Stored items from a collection
◇ ◇ ◇ ◇
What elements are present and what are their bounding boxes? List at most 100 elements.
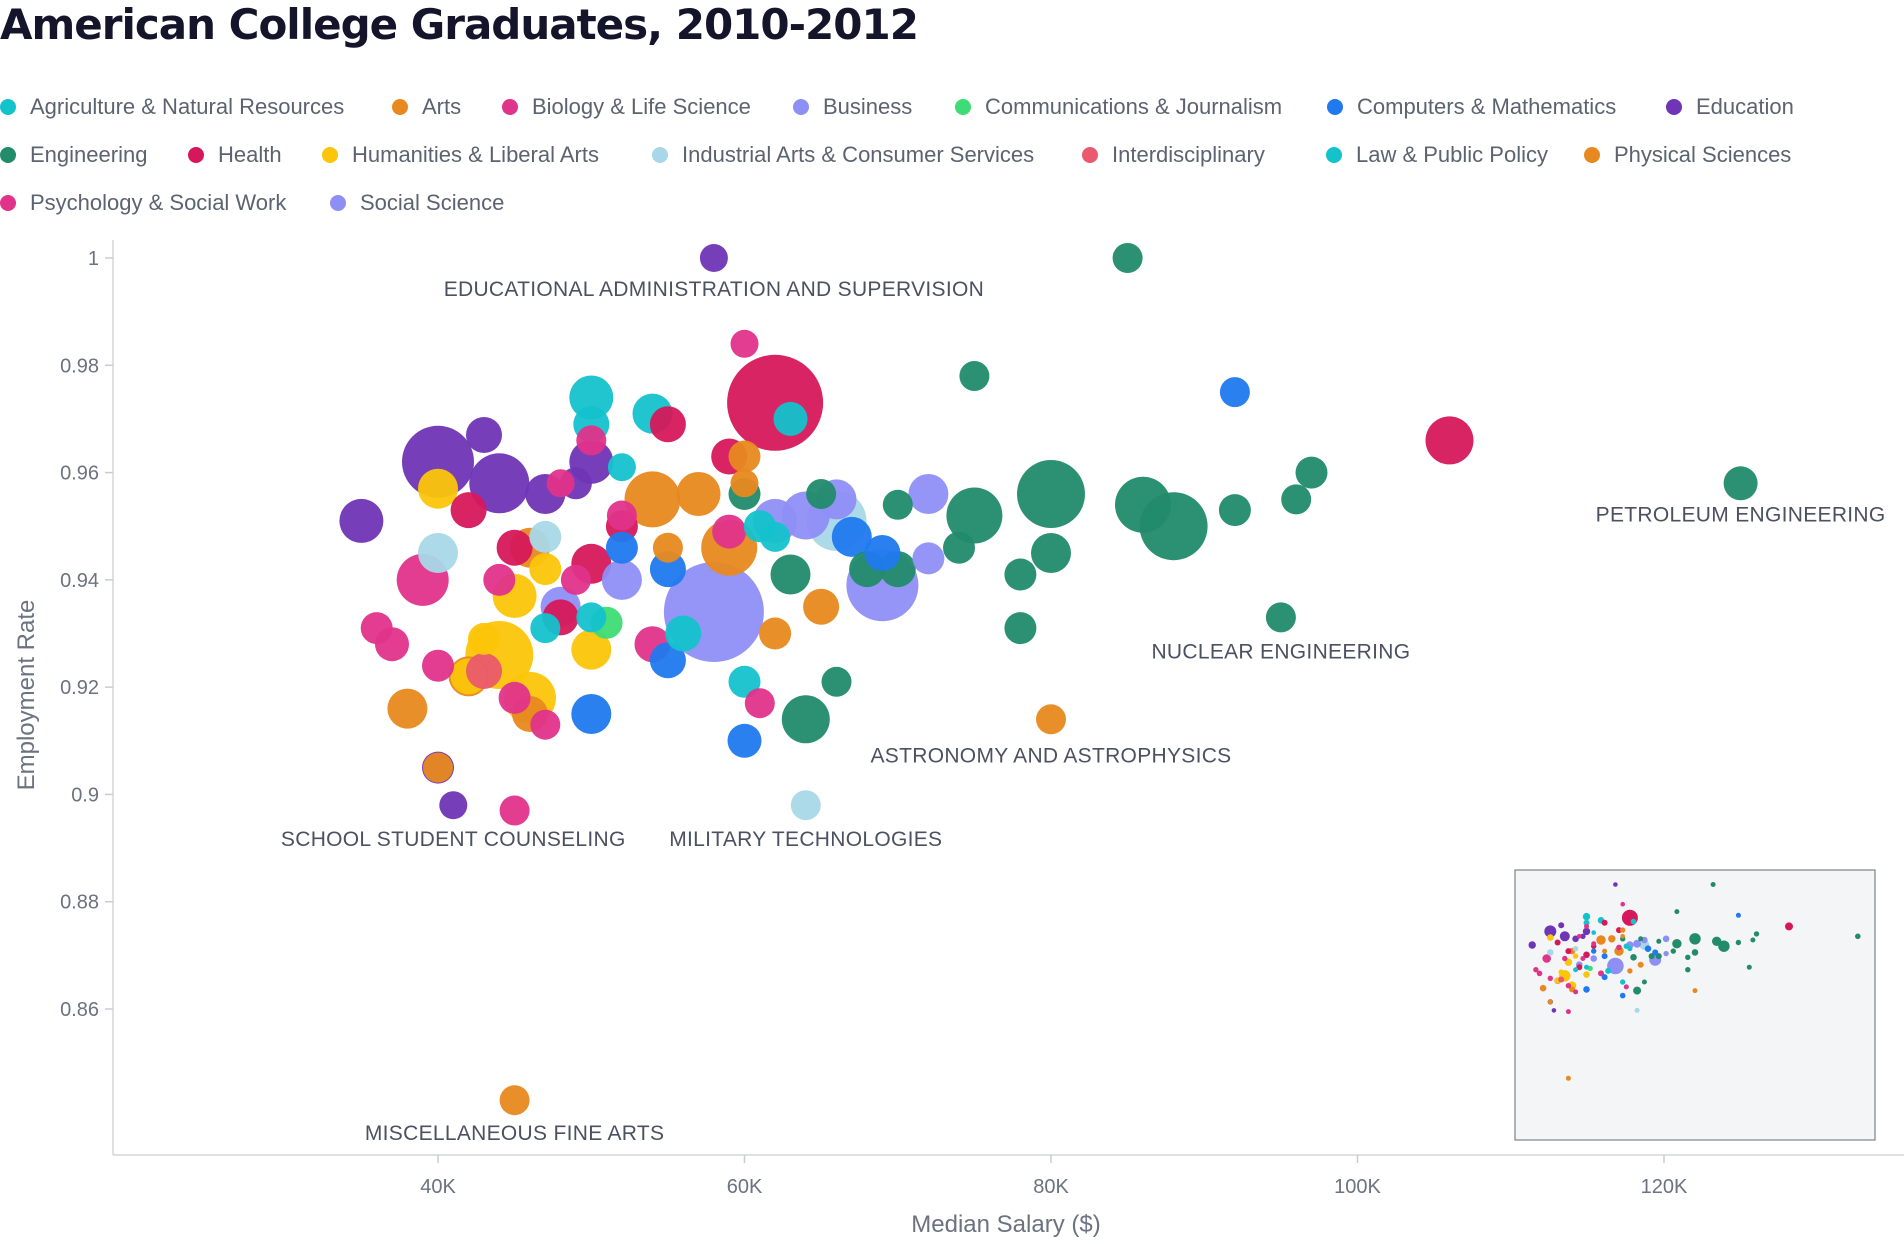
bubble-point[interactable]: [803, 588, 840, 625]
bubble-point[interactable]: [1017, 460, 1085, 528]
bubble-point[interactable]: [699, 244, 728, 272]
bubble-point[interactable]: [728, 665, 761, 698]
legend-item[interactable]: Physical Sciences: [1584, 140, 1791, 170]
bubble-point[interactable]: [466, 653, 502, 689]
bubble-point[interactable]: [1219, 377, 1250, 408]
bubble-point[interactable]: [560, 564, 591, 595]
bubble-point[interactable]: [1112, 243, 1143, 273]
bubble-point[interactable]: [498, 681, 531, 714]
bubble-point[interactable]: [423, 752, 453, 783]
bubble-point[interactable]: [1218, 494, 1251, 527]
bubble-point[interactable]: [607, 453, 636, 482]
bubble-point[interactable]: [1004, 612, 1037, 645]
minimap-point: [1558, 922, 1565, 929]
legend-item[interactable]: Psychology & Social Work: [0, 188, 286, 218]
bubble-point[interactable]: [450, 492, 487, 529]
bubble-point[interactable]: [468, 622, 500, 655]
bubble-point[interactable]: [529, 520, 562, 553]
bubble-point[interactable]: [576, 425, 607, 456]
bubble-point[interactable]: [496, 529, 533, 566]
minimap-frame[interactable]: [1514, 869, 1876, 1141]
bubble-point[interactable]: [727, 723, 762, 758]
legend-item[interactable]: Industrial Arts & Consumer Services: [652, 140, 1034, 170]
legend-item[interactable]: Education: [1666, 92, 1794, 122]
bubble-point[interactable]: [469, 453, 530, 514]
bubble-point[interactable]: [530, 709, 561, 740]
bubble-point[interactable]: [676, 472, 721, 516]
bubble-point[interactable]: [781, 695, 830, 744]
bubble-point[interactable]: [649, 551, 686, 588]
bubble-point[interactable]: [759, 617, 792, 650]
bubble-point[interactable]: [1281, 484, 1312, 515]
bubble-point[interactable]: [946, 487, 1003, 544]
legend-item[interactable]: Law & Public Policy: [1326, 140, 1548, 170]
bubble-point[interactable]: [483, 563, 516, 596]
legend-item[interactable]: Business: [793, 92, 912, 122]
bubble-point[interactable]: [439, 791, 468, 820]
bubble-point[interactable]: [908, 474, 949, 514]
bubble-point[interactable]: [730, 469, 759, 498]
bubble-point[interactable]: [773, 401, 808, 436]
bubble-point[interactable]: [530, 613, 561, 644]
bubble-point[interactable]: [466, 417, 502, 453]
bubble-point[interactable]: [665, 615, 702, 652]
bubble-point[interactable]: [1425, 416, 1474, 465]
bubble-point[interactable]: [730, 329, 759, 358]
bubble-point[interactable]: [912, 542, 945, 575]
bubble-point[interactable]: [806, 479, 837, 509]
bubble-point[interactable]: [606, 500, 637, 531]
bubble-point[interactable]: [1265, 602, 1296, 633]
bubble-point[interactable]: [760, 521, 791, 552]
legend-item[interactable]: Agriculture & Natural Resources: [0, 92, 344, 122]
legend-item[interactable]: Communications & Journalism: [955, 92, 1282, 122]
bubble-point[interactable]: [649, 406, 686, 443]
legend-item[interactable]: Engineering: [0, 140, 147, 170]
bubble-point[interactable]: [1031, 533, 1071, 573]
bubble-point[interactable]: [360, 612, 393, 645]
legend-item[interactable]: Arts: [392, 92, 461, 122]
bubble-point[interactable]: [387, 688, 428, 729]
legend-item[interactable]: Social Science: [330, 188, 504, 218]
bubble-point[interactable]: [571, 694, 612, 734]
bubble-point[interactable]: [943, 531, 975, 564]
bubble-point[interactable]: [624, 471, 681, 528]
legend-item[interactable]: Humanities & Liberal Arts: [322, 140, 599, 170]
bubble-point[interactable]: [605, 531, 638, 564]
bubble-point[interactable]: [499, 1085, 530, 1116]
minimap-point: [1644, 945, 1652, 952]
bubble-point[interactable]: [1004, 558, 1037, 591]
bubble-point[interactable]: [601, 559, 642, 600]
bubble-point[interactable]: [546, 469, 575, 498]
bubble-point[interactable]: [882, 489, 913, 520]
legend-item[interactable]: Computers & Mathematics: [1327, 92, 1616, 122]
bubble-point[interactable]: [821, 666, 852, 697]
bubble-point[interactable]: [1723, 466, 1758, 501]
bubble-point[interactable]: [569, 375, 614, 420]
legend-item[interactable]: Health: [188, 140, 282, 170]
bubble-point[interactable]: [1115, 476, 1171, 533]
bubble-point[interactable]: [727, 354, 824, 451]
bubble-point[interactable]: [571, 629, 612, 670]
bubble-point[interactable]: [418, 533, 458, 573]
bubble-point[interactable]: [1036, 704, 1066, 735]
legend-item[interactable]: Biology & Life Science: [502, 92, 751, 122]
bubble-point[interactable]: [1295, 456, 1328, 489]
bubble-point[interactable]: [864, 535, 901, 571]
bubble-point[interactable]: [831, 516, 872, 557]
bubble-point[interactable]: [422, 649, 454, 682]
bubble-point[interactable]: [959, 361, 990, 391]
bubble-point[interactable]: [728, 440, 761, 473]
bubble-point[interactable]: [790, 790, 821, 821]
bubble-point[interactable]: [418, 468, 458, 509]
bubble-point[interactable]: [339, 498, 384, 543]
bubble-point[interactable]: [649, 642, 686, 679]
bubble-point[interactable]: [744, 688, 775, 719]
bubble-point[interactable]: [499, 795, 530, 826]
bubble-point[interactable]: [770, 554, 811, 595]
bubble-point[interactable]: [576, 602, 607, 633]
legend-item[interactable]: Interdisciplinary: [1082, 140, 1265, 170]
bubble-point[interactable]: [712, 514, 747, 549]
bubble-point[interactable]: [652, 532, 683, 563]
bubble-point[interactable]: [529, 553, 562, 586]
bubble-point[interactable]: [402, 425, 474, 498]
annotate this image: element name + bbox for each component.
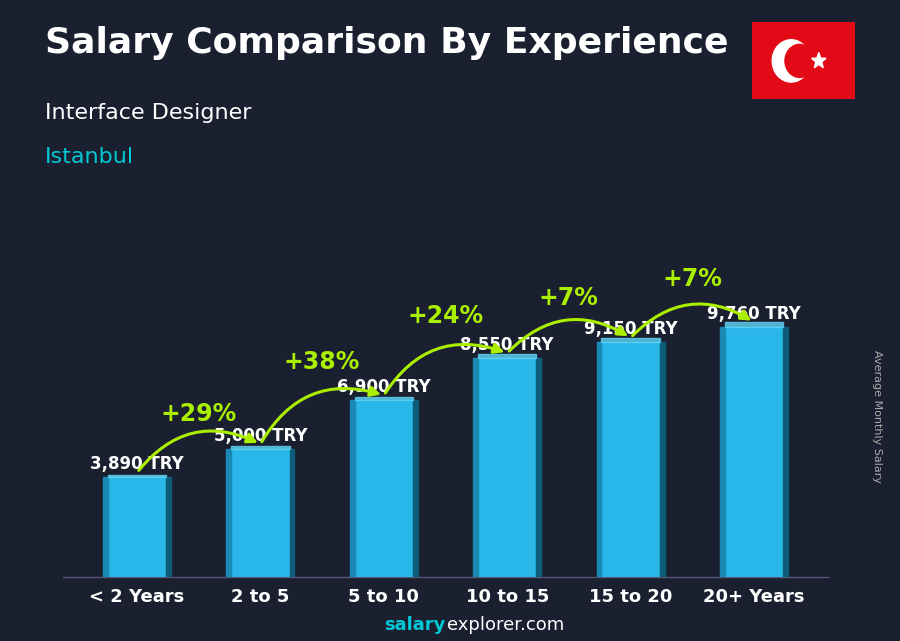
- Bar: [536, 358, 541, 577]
◇ ◇ ◇ ◇
Problem to solve:
Extract the lines above word for word, all of them, and leave out the pictures.

Output for this task:
What elements are present and what are their bounding boxes? List at most 100 elements.
bubble-point[interactable]: [803, 588, 840, 625]
bubble-point[interactable]: [1017, 460, 1085, 528]
bubble-point[interactable]: [699, 244, 728, 272]
bubble-point[interactable]: [728, 665, 761, 698]
legend-item[interactable]: Physical Sciences: [1584, 140, 1791, 170]
bubble-point[interactable]: [466, 653, 502, 689]
bubble-point[interactable]: [1219, 377, 1250, 408]
bubble-point[interactable]: [560, 564, 591, 595]
bubble-point[interactable]: [1112, 243, 1143, 273]
bubble-point[interactable]: [498, 681, 531, 714]
bubble-point[interactable]: [423, 752, 453, 783]
bubble-point[interactable]: [1218, 494, 1251, 527]
bubble-point[interactable]: [607, 453, 636, 482]
bubble-point[interactable]: [1004, 612, 1037, 645]
minimap-point: [1558, 922, 1565, 929]
legend-item[interactable]: Psychology & Social Work: [0, 188, 286, 218]
bubble-point[interactable]: [450, 492, 487, 529]
bubble-point[interactable]: [468, 622, 500, 655]
bubble-point[interactable]: [529, 520, 562, 553]
bubble-point[interactable]: [576, 425, 607, 456]
bubble-point[interactable]: [496, 529, 533, 566]
minimap-frame[interactable]: [1514, 869, 1876, 1141]
bubble-point[interactable]: [727, 723, 762, 758]
legend-item[interactable]: Industrial Arts & Consumer Services: [652, 140, 1034, 170]
legend-item[interactable]: Education: [1666, 92, 1794, 122]
bubble-point[interactable]: [469, 453, 530, 514]
bubble-point[interactable]: [530, 709, 561, 740]
bubble-point[interactable]: [676, 472, 721, 516]
bubble-point[interactable]: [781, 695, 830, 744]
bubble-point[interactable]: [649, 551, 686, 588]
bubble-point[interactable]: [759, 617, 792, 650]
bubble-point[interactable]: [1281, 484, 1312, 515]
bubble-point[interactable]: [946, 487, 1003, 544]
legend-item[interactable]: Law & Public Policy: [1326, 140, 1548, 170]
bubble-point[interactable]: [483, 563, 516, 596]
legend-item[interactable]: Business: [793, 92, 912, 122]
bubble-point[interactable]: [439, 791, 468, 820]
bubble-point[interactable]: [908, 474, 949, 514]
bubble-point[interactable]: [730, 469, 759, 498]
bubble-point[interactable]: [773, 401, 808, 436]
bubble-point[interactable]: [530, 613, 561, 644]
bubble-point[interactable]: [466, 417, 502, 453]
bubble-point[interactable]: [665, 615, 702, 652]
bubble-point[interactable]: [1425, 416, 1474, 465]
bubble-point[interactable]: [730, 329, 759, 358]
bubble-point[interactable]: [912, 542, 945, 575]
bubble-point[interactable]: [806, 479, 837, 509]
bubble-point[interactable]: [606, 500, 637, 531]
bubble-point[interactable]: [1265, 602, 1296, 633]
bubble-point[interactable]: [760, 521, 791, 552]
legend-item[interactable]: Agriculture & Natural Resources: [0, 92, 344, 122]
legend-item[interactable]: Communications & Journalism: [955, 92, 1282, 122]
bubble-point[interactable]: [649, 406, 686, 443]
legend-item[interactable]: Engineering: [0, 140, 147, 170]
bubble-point[interactable]: [1031, 533, 1071, 573]
bubble-point[interactable]: [360, 612, 393, 645]
legend-item[interactable]: Arts: [392, 92, 461, 122]
bubble-point[interactable]: [387, 688, 428, 729]
legend-item[interactable]: Social Science: [330, 188, 504, 218]
bubble-point[interactable]: [571, 694, 612, 734]
bubble-point[interactable]: [943, 531, 975, 564]
bubble-point[interactable]: [624, 471, 681, 528]
legend-item[interactable]: Humanities & Liberal Arts: [322, 140, 599, 170]
bubble-point[interactable]: [605, 531, 638, 564]
bubble-point[interactable]: [499, 1085, 530, 1116]
minimap-point: [1644, 945, 1652, 952]
bubble-point[interactable]: [1004, 558, 1037, 591]
bubble-point[interactable]: [601, 559, 642, 600]
bubble-point[interactable]: [546, 469, 575, 498]
bubble-point[interactable]: [882, 489, 913, 520]
legend-item[interactable]: Computers & Mathematics: [1327, 92, 1616, 122]
bubble-point[interactable]: [821, 666, 852, 697]
bubble-point[interactable]: [1723, 466, 1758, 501]
bubble-point[interactable]: [569, 375, 614, 420]
legend-item[interactable]: Health: [188, 140, 282, 170]
bubble-point[interactable]: [1115, 476, 1171, 533]
bubble-point[interactable]: [727, 354, 824, 451]
bubble-point[interactable]: [571, 629, 612, 670]
bubble-point[interactable]: [418, 533, 458, 573]
bubble-point[interactable]: [1036, 704, 1066, 735]
legend-item[interactable]: Biology & Life Science: [502, 92, 751, 122]
bubble-point[interactable]: [1295, 456, 1328, 489]
bubble-point[interactable]: [864, 535, 901, 571]
bubble-point[interactable]: [831, 516, 872, 557]
bubble-point[interactable]: [422, 649, 454, 682]
bubble-point[interactable]: [959, 361, 990, 391]
bubble-point[interactable]: [728, 440, 761, 473]
bubble-point[interactable]: [790, 790, 821, 821]
bubble-point[interactable]: [418, 468, 458, 509]
bubble-point[interactable]: [339, 498, 384, 543]
bubble-point[interactable]: [649, 642, 686, 679]
bubble-point[interactable]: [744, 688, 775, 719]
bubble-point[interactable]: [499, 795, 530, 826]
bubble-point[interactable]: [770, 554, 811, 595]
bubble-point[interactable]: [576, 602, 607, 633]
legend-item[interactable]: Interdisciplinary: [1082, 140, 1265, 170]
bubble-point[interactable]: [712, 514, 747, 549]
bubble-point[interactable]: [652, 532, 683, 563]
bubble-point[interactable]: [529, 553, 562, 586]
bubble-point[interactable]: [402, 425, 474, 498]
annotate this image: element name + bbox for each component.
- Bar: [536, 358, 541, 577]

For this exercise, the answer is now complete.